[Extracted records]
__________

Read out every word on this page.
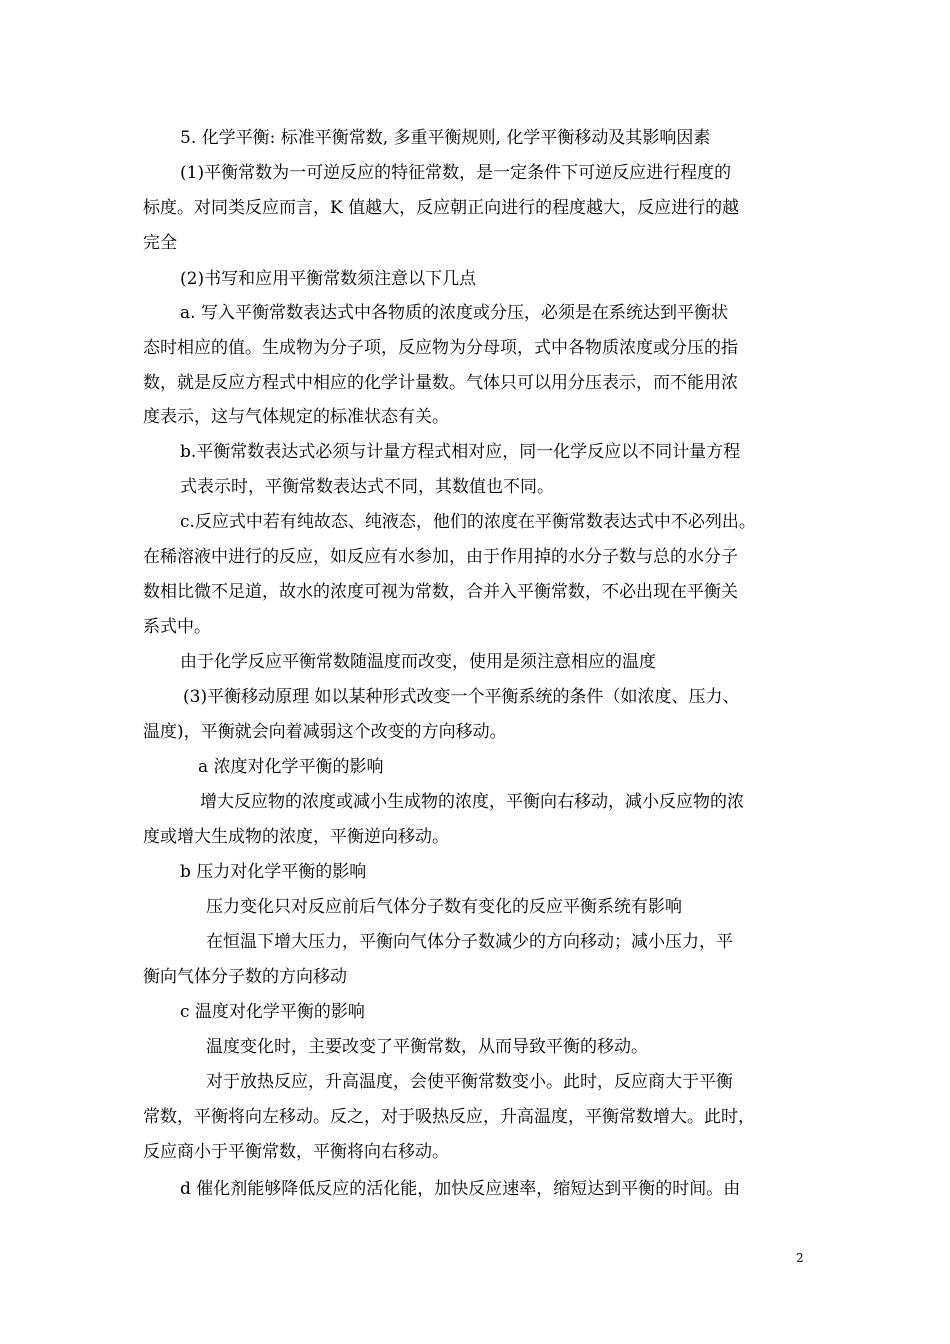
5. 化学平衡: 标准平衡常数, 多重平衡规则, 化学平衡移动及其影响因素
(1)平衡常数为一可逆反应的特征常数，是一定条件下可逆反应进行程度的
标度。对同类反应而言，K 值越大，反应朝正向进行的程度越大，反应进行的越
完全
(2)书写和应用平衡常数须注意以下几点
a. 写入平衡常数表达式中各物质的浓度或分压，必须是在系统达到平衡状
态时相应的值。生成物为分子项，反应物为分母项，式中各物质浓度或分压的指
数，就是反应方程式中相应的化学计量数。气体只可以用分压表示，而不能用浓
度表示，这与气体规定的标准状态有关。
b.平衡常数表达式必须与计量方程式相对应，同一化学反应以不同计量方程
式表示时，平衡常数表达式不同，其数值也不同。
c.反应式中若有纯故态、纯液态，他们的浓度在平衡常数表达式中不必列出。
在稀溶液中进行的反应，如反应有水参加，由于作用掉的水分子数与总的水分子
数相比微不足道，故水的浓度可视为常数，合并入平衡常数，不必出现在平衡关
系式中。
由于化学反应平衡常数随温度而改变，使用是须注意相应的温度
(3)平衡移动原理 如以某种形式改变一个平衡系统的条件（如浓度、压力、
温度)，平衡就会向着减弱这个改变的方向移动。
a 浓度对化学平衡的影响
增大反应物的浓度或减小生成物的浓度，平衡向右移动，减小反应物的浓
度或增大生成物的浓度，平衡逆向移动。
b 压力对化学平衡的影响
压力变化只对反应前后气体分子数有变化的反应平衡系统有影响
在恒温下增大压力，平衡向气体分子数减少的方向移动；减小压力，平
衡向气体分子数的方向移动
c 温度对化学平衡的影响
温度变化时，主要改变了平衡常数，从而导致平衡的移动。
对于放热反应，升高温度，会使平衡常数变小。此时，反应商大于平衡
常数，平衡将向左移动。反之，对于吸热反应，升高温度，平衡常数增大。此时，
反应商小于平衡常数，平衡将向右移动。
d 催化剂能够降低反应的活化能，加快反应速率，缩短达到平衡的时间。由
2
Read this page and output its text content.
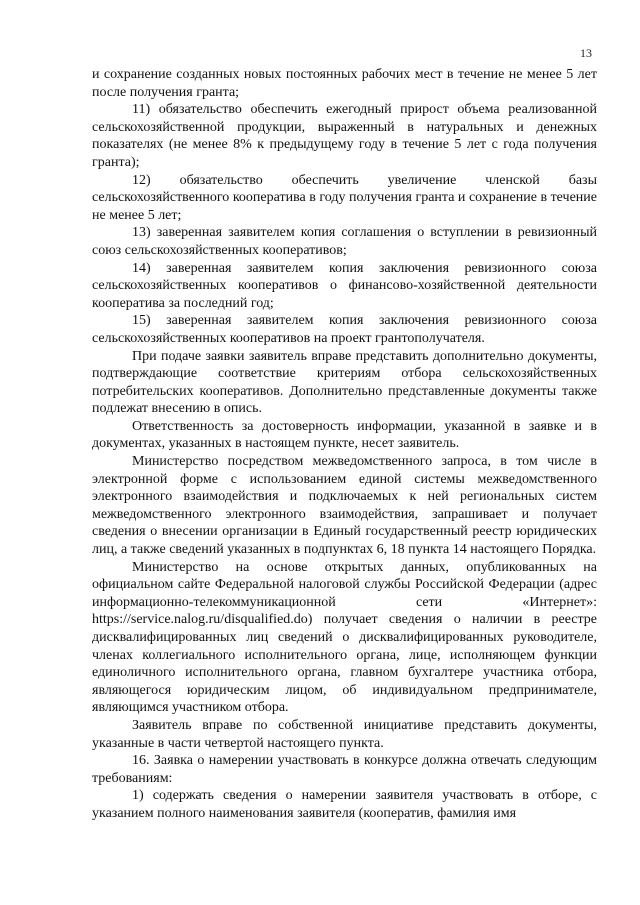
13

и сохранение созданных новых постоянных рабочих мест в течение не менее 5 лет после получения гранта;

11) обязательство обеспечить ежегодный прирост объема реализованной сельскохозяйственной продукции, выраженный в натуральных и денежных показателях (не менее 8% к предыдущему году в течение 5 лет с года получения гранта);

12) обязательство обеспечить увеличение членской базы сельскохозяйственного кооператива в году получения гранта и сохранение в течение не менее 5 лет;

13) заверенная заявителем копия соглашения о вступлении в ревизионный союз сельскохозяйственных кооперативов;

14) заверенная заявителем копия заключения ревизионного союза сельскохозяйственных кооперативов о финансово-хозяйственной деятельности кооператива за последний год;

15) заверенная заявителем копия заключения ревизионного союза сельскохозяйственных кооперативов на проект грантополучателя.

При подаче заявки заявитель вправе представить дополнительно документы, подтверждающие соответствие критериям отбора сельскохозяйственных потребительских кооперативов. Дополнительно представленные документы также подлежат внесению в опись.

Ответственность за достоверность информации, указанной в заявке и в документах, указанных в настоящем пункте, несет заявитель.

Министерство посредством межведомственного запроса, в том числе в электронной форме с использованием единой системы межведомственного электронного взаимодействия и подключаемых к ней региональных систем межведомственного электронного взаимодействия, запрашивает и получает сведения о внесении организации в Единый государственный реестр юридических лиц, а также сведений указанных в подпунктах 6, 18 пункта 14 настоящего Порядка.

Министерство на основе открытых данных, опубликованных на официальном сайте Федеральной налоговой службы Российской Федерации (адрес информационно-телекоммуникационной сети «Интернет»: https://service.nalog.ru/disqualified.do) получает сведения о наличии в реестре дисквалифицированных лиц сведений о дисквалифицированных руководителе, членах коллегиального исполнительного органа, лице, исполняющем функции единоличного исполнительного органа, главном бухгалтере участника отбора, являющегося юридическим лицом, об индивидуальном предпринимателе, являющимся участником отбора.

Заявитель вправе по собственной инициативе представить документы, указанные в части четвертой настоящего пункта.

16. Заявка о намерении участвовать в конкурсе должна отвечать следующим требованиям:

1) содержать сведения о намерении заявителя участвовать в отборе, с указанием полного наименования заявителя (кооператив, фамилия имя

__________

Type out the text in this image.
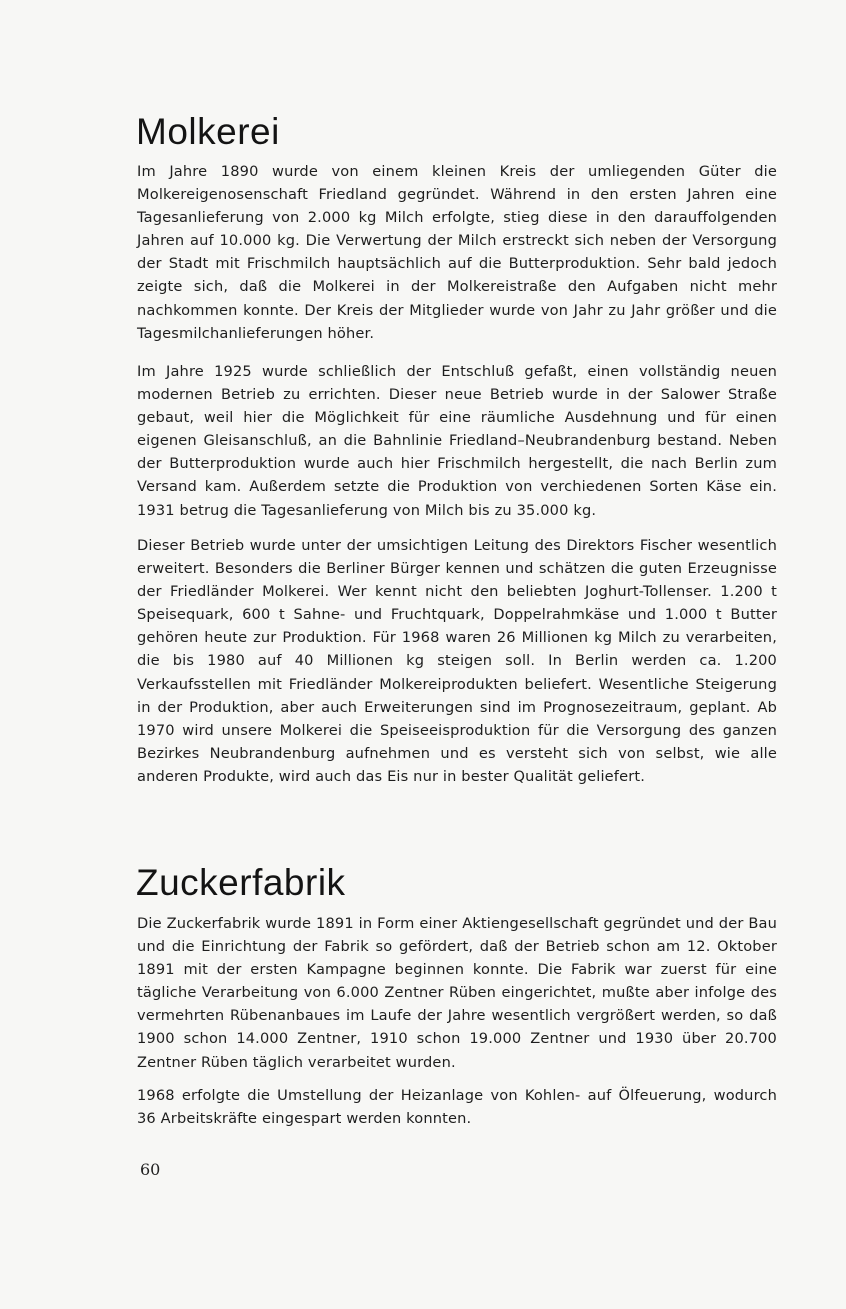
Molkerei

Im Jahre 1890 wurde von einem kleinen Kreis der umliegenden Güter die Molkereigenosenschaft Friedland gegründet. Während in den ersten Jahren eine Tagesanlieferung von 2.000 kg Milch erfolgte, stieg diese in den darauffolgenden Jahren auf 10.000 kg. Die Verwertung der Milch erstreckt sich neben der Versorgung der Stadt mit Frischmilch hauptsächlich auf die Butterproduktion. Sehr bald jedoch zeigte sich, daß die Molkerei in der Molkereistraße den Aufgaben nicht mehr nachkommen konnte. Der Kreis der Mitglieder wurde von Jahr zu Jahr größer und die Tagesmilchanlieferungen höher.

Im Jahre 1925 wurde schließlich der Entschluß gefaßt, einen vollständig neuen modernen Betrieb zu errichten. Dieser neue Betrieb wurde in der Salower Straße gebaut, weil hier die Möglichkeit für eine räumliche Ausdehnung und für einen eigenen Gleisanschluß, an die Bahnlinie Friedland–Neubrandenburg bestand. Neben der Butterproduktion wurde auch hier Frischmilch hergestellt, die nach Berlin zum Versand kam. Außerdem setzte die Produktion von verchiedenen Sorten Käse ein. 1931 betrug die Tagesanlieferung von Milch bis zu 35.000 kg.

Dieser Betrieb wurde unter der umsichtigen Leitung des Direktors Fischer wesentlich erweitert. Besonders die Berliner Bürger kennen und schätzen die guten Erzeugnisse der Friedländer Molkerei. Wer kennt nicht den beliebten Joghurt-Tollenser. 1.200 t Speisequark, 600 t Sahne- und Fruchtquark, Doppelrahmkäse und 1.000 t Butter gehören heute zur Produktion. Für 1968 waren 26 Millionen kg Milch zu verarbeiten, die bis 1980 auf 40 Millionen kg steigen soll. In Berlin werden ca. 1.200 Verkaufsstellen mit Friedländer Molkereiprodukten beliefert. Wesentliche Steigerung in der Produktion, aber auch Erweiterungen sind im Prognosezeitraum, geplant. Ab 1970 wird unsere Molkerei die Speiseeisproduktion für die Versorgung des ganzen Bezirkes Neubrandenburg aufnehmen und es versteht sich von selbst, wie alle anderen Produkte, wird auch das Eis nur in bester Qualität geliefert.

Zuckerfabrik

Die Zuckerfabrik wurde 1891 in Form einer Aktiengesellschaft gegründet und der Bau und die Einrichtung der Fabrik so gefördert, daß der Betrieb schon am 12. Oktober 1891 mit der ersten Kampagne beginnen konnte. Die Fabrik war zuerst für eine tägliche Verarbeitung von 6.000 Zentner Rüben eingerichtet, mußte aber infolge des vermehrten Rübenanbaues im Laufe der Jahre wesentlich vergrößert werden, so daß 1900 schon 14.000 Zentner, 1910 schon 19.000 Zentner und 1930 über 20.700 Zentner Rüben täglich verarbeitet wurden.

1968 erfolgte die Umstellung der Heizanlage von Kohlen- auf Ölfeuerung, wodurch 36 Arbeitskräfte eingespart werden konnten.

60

__________

# Aim of the task
Which lines hold the string "заключения"? Copy all of them from the data above.

# Solution to the exercise
14) заверенная заявителем копия заключения ревизионного союза сельскохозяйственных кооперативов о финансово-хозяйственной деятельности кооператива за последний год;
15) заверенная заявителем копия заключения ревизионного союза сельскохозяйственных кооперативов на проект грантополучателя.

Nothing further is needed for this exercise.